** START OF WORKING DATA **

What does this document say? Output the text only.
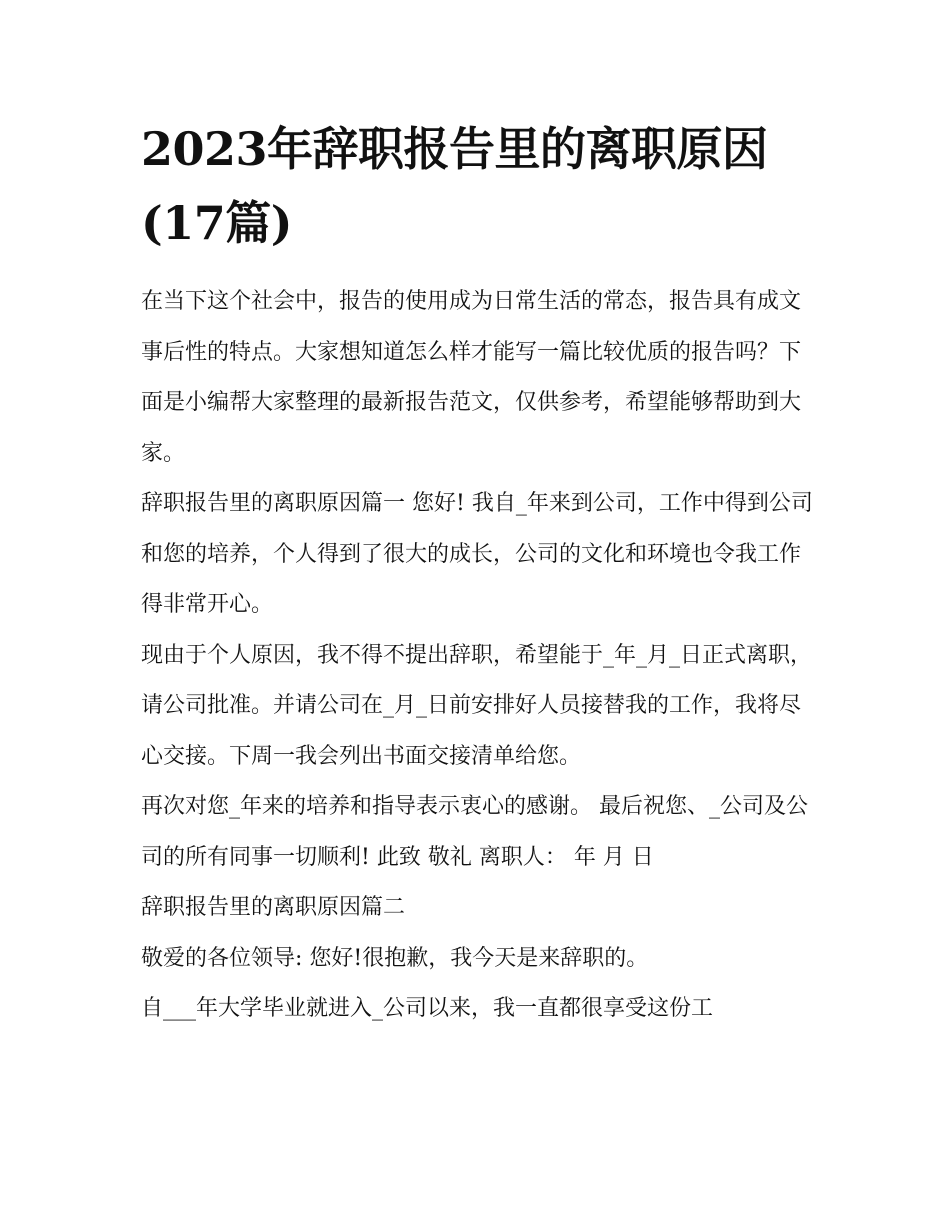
2023年辞职报告里的离职原因(17篇)

在当下这个社会中，报告的使用成为日常生活的常态，报告具有成文事后性的特点。大家想知道怎么样才能写一篇比较优质的报告吗？下面是小编帮大家整理的最新报告范文，仅供参考，希望能够帮助到大家。

辞职报告里的离职原因篇一 您好! 我自_年来到公司，工作中得到公司和您的培养，个人得到了很大的成长，公司的文化和环境也令我工作得非常开心。

现由于个人原因，我不得不提出辞职，希望能于_年_月_日正式离职，请公司批准。并请公司在_月_日前安排好人员接替我的工作，我将尽心交接。下周一我会列出书面交接清单给您。

再次对您_年来的培养和指导表示衷心的感谢。 最后祝您、_公司及公司的所有同事一切顺利! 此致 敬礼 离职人： 年 月 日

辞职报告里的离职原因篇二

敬爱的各位领导: 您好!很抱歉，我今天是来辞职的。

自___年大学毕业就进入_公司以来，我一直都很享受这份工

** END OF WORKING DATA **

*JOB*. Leave out the pictures, and give all the records again exactly.

*FINISHED ANSWER*.
What does this document say? Output the text only.
2023年辞职报告里的离职原因(17篇)

在当下这个社会中，报告的使用成为日常生活的常态，报告具有成文事后性的特点。大家想知道怎么样才能写一篇比较优质的报告吗？下面是小编帮大家整理的最新报告范文，仅供参考，希望能够帮助到大家。

辞职报告里的离职原因篇一 您好! 我自_年来到公司，工作中得到公司和您的培养，个人得到了很大的成长，公司的文化和环境也令我工作得非常开心。

现由于个人原因，我不得不提出辞职，希望能于_年_月_日正式离职，请公司批准。并请公司在_月_日前安排好人员接替我的工作，我将尽心交接。下周一我会列出书面交接清单给您。

再次对您_年来的培养和指导表示衷心的感谢。 最后祝您、_公司及公司的所有同事一切顺利! 此致 敬礼 离职人： 年 月 日

辞职报告里的离职原因篇二

敬爱的各位领导: 您好!很抱歉，我今天是来辞职的。

自___年大学毕业就进入_公司以来，我一直都很享受这份工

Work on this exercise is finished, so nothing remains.